Aim of the exercise
Reproduce the entries verbatim, starting with the first line and ending with the line that contains "sort-label-en: By Booth", including that line.

Provided records
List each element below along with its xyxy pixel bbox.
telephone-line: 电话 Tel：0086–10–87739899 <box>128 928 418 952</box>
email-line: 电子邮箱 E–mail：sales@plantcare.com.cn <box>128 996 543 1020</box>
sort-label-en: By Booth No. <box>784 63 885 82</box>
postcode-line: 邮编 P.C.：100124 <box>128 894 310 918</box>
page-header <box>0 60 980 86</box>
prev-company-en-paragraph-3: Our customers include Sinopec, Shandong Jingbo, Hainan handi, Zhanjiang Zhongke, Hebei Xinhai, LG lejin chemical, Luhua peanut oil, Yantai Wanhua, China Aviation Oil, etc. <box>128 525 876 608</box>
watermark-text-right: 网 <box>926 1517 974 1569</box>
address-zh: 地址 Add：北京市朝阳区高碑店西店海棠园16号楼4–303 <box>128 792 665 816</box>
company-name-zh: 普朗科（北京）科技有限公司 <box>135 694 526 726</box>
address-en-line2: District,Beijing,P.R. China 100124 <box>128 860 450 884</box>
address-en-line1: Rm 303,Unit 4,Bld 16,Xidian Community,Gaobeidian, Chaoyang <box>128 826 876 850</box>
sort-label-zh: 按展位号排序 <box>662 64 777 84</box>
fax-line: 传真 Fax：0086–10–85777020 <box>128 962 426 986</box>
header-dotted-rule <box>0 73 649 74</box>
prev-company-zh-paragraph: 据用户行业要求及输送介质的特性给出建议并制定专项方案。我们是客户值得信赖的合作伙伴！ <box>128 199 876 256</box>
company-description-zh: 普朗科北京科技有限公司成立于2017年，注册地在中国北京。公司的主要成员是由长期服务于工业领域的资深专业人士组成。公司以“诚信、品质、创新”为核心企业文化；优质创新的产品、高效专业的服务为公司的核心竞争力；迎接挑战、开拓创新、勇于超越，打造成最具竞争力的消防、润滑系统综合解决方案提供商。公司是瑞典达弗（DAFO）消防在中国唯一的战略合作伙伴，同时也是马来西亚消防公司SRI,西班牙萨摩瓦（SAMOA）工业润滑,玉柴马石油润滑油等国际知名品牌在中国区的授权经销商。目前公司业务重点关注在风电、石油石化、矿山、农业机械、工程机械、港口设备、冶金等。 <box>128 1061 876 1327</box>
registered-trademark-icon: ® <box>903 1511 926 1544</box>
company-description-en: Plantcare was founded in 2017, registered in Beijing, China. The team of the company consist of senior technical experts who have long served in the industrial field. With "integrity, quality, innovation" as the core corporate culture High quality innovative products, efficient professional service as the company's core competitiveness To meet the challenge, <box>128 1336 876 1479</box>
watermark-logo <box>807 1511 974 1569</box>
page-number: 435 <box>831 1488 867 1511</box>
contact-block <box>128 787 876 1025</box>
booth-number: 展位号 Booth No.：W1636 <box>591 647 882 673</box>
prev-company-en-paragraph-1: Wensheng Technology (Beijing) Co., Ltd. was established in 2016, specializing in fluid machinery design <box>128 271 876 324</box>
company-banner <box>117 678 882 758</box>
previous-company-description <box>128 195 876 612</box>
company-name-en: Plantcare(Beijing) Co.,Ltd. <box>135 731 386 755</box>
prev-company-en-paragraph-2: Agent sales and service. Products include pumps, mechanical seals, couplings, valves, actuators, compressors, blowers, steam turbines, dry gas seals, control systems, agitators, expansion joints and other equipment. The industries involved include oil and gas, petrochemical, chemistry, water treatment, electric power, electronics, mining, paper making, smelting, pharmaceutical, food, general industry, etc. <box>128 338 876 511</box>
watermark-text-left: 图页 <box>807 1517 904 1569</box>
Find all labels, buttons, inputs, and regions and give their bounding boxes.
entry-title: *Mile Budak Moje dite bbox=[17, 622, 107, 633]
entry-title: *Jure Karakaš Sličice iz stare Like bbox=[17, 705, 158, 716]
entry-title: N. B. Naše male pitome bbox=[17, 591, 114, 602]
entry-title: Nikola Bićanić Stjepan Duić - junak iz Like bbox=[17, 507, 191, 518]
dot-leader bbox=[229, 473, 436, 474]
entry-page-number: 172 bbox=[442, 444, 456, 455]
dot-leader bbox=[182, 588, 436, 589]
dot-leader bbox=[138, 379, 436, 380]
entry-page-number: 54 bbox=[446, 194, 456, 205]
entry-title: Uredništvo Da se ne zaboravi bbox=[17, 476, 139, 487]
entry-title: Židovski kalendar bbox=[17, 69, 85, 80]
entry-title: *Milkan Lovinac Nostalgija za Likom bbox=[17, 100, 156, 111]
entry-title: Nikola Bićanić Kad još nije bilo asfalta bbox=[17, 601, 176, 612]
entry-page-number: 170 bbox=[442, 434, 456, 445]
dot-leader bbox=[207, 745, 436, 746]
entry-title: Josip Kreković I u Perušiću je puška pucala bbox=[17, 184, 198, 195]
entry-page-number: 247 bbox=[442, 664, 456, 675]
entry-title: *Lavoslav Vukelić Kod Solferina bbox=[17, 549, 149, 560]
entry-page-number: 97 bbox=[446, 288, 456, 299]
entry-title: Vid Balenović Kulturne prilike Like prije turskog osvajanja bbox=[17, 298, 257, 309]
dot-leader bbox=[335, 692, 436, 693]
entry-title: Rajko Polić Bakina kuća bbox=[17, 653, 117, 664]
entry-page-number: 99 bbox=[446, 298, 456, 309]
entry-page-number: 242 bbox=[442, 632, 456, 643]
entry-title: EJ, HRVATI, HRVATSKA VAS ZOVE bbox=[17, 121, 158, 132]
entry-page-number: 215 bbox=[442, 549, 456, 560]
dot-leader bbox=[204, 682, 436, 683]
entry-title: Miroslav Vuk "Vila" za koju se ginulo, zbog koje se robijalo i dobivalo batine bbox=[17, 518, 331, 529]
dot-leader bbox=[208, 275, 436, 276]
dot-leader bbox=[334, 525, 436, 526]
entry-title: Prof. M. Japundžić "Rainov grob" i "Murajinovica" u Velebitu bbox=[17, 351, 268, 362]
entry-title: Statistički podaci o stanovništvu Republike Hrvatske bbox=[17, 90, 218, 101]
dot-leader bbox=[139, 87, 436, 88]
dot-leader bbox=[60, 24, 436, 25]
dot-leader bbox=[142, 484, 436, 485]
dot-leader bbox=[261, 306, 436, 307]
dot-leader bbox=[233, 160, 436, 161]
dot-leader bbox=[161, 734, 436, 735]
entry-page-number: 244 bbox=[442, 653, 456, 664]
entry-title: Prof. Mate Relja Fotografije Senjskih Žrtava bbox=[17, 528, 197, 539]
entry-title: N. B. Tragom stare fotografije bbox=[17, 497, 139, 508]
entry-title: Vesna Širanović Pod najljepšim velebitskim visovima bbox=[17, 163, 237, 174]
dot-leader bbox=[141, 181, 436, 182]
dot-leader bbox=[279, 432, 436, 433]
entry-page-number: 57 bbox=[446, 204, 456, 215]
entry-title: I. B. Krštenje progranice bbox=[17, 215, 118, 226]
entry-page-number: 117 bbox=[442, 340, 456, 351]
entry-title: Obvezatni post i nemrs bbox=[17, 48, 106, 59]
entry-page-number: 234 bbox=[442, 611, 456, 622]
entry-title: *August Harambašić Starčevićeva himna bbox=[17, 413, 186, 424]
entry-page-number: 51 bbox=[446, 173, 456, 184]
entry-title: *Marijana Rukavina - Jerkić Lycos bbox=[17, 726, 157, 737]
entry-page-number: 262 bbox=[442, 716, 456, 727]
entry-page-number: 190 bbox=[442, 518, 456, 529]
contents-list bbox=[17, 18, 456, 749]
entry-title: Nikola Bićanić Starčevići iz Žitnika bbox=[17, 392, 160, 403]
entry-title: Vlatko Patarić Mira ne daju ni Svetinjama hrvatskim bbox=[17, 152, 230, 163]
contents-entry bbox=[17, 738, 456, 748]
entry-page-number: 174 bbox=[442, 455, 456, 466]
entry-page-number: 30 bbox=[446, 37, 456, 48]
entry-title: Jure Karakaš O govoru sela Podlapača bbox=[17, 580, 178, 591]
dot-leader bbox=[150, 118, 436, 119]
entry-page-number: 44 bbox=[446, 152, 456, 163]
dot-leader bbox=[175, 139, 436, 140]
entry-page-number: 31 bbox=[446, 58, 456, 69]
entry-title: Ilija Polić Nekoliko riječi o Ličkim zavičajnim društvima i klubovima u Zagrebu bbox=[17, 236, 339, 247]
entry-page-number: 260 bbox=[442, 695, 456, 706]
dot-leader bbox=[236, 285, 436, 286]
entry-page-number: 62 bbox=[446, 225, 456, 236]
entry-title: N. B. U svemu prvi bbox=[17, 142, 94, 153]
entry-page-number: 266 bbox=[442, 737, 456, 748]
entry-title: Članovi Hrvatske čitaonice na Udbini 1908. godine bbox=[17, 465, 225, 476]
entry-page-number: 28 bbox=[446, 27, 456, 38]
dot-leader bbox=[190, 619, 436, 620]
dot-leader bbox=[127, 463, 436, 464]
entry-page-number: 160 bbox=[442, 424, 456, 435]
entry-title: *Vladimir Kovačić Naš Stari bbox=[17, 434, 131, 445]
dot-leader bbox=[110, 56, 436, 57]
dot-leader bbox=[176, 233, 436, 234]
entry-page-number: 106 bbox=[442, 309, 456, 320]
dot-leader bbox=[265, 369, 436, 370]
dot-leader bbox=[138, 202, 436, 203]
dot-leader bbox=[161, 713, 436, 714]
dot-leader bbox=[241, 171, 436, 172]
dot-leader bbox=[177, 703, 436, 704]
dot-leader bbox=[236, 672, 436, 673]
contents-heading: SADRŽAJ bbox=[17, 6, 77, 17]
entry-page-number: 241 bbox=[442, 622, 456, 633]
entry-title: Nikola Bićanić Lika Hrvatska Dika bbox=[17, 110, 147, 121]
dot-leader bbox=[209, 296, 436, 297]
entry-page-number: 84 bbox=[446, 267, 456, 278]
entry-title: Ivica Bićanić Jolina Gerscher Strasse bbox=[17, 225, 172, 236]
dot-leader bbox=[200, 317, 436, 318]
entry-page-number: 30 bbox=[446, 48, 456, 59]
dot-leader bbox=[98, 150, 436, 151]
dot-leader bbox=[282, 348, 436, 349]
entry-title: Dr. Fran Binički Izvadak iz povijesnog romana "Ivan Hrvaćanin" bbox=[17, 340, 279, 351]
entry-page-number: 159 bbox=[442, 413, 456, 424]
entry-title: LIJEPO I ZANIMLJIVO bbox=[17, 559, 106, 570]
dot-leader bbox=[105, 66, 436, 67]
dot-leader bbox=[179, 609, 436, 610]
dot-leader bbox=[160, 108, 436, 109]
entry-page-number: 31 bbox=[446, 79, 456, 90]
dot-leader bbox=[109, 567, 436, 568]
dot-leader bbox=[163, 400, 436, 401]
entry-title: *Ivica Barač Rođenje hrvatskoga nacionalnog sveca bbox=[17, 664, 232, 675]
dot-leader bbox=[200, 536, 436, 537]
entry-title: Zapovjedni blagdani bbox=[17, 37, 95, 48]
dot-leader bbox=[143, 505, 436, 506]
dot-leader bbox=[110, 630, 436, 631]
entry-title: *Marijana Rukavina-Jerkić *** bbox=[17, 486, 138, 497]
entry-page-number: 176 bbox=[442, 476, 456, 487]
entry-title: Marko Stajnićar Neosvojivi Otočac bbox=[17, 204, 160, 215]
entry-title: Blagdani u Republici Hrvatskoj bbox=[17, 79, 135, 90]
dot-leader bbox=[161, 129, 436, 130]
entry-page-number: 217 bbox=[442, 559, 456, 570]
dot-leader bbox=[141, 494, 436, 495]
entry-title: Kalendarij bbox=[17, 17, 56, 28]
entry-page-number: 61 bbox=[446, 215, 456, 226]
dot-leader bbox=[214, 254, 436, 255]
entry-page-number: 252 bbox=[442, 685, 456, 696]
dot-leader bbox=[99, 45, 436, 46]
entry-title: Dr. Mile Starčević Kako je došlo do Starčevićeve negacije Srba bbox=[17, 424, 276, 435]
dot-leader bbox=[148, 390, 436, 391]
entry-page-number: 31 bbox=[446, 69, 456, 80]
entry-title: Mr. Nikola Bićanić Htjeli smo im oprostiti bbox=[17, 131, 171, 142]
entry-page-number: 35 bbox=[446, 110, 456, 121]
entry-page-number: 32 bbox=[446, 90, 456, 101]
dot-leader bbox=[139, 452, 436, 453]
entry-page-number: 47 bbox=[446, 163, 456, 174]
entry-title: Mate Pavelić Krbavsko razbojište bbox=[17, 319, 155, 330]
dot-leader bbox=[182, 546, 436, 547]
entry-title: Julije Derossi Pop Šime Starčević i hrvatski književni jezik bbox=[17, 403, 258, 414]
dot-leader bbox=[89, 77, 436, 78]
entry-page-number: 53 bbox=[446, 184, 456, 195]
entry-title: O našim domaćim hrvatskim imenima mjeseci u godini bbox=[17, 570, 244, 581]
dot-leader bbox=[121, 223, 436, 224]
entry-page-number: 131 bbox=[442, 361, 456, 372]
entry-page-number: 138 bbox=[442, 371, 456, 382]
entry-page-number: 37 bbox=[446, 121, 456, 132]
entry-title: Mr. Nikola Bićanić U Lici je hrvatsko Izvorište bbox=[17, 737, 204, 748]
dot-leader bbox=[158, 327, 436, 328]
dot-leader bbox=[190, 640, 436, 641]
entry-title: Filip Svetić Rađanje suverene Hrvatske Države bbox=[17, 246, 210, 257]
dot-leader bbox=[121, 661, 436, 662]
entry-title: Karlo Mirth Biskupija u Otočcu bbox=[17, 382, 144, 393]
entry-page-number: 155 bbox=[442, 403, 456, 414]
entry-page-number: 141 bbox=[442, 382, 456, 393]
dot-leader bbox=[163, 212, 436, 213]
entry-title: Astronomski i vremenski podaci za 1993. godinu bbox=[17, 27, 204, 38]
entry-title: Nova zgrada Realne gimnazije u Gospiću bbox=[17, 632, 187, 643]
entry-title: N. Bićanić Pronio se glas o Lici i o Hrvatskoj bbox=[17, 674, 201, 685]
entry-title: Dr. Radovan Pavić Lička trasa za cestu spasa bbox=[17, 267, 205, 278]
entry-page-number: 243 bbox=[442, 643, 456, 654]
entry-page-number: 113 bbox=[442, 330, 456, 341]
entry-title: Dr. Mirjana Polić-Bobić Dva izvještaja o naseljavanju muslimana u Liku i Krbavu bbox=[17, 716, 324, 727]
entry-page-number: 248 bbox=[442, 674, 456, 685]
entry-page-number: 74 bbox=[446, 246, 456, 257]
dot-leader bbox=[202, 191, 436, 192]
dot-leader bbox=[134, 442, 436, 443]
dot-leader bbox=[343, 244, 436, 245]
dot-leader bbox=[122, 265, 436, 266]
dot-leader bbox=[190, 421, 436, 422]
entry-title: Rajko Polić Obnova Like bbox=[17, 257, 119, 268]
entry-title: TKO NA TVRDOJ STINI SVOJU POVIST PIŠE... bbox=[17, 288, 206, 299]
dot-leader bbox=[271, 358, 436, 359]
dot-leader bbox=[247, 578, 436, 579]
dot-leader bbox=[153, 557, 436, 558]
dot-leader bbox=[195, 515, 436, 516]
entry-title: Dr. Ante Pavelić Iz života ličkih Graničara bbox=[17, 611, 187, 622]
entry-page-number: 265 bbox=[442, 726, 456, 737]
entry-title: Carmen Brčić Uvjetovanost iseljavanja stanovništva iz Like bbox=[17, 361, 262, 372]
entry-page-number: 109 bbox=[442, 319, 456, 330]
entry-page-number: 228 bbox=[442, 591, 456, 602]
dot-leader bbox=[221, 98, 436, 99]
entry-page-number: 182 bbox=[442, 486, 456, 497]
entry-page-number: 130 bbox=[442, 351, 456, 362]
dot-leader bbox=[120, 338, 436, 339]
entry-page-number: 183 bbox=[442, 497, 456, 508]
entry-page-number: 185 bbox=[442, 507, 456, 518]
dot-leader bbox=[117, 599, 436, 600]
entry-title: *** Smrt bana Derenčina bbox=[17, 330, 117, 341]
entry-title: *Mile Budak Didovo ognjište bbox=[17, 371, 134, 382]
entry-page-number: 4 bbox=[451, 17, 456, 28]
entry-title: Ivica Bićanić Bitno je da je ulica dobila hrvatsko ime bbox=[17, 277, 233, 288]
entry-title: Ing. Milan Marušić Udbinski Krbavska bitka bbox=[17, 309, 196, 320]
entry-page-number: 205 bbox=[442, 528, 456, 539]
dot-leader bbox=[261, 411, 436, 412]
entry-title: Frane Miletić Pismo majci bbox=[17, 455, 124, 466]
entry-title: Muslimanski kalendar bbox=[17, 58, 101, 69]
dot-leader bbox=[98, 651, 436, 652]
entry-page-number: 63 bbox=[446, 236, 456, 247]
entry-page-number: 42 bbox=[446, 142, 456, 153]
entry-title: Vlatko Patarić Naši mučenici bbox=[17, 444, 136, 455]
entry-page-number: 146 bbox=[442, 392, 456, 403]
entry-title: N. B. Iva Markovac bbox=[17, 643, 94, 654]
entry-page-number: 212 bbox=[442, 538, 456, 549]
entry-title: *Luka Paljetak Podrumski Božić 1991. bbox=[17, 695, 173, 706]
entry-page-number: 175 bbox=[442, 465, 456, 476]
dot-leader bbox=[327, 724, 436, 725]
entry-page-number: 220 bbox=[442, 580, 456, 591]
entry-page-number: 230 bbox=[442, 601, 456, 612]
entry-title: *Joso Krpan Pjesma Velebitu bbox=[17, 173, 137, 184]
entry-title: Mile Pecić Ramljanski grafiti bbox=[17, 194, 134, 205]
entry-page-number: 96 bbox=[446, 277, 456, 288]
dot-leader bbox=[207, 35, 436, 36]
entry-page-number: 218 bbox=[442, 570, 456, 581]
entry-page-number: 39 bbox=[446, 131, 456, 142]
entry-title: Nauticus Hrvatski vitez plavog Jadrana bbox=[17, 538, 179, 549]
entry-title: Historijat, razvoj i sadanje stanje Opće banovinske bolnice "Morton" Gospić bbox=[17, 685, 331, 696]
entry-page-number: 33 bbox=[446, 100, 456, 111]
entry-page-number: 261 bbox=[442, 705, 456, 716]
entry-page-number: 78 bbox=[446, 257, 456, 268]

Answer for the task
List each element below along with its xyxy pixel bbox.
telephone-line: 电话 Tel：0086–10–87739899 <box>128 928 418 952</box>
email-line: 电子邮箱 E–mail：sales@plantcare.com.cn <box>128 996 543 1020</box>
sort-label-en: By Booth No. <box>784 63 885 82</box>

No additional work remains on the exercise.